Aim of the task:
In the copy, include every entry exactly but none of the pictures.

Structured figure records:
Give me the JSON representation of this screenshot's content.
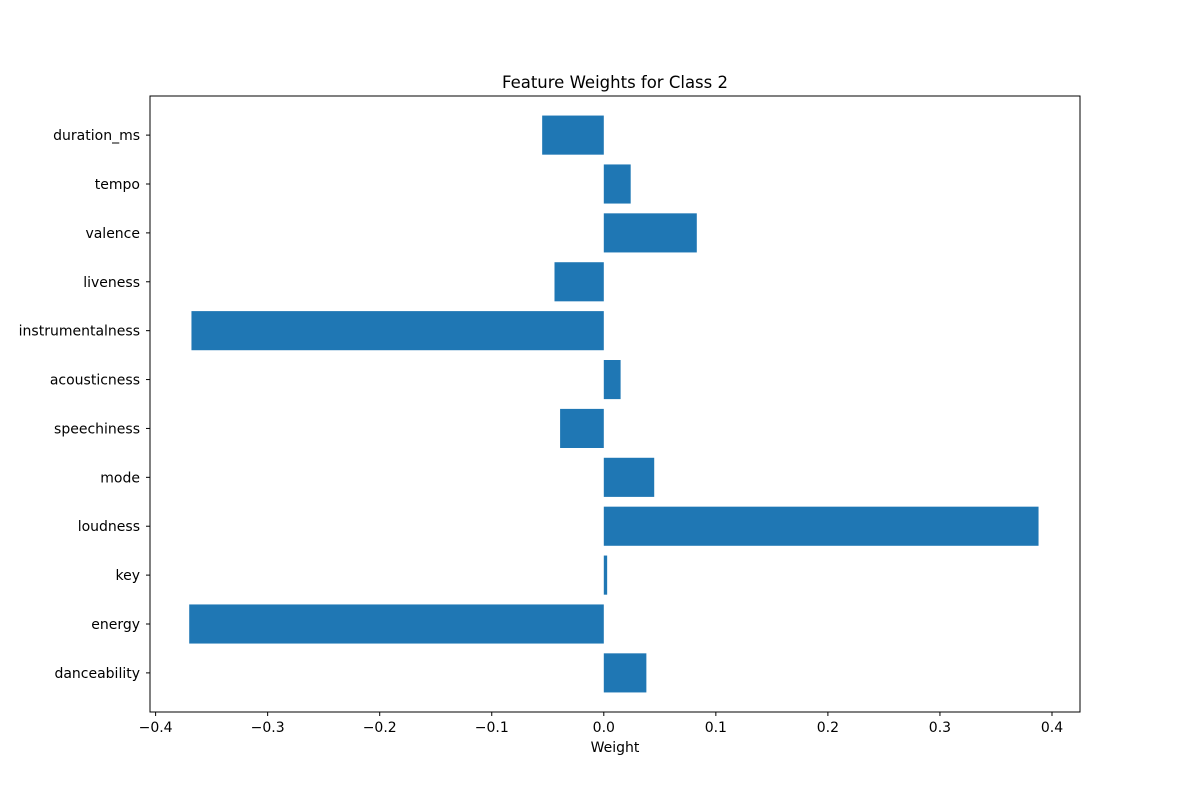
{
  "chart_data": {
    "type": "bar",
    "orientation": "horizontal",
    "title": "Feature Weights for Class 2",
    "xlabel": "Weight",
    "ylabel": "",
    "xlim": [
      -0.405,
      0.425
    ],
    "xticks": [
      -0.4,
      -0.3,
      -0.2,
      -0.1,
      0.0,
      0.1,
      0.2,
      0.3,
      0.4
    ],
    "xtick_labels": [
      "−0.4",
      "−0.3",
      "−0.2",
      "−0.1",
      "0.0",
      "0.1",
      "0.2",
      "0.3",
      "0.4"
    ],
    "categories": [
      "danceability",
      "energy",
      "key",
      "loudness",
      "mode",
      "speechiness",
      "acousticness",
      "instrumentalness",
      "liveness",
      "valence",
      "tempo",
      "duration_ms"
    ],
    "values": [
      0.038,
      -0.37,
      0.003,
      0.388,
      0.045,
      -0.039,
      0.015,
      -0.368,
      -0.044,
      0.083,
      0.024,
      -0.055
    ],
    "bar_color": "#1f77b4",
    "grid": false,
    "legend": "none"
  }
}
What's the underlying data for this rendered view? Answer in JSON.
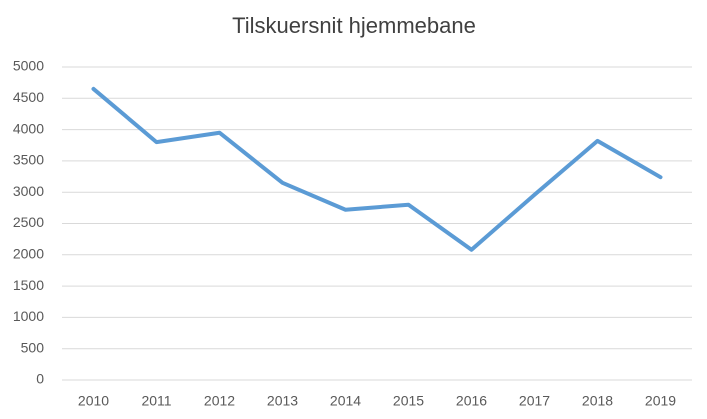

Exercise answer:
Give me the JSON representation of this screenshot's content.
{
  "chart_data": {
    "type": "bar",
    "orientation": "horizontal",
    "title": "Feature Weights for Class 2",
    "xlabel": "Weight",
    "ylabel": "",
    "xlim": [
      -0.405,
      0.425
    ],
    "xticks": [
      -0.4,
      -0.3,
      -0.2,
      -0.1,
      0.0,
      0.1,
      0.2,
      0.3,
      0.4
    ],
    "xtick_labels": [
      "−0.4",
      "−0.3",
      "−0.2",
      "−0.1",
      "0.0",
      "0.1",
      "0.2",
      "0.3",
      "0.4"
    ],
    "categories": [
      "danceability",
      "energy",
      "key",
      "loudness",
      "mode",
      "speechiness",
      "acousticness",
      "instrumentalness",
      "liveness",
      "valence",
      "tempo",
      "duration_ms"
    ],
    "values": [
      0.038,
      -0.37,
      0.003,
      0.388,
      0.045,
      -0.039,
      0.015,
      -0.368,
      -0.044,
      0.083,
      0.024,
      -0.055
    ],
    "bar_color": "#1f77b4",
    "grid": false,
    "legend": "none"
  }
}
What's the underlying data for this rendered view? Answer in JSON.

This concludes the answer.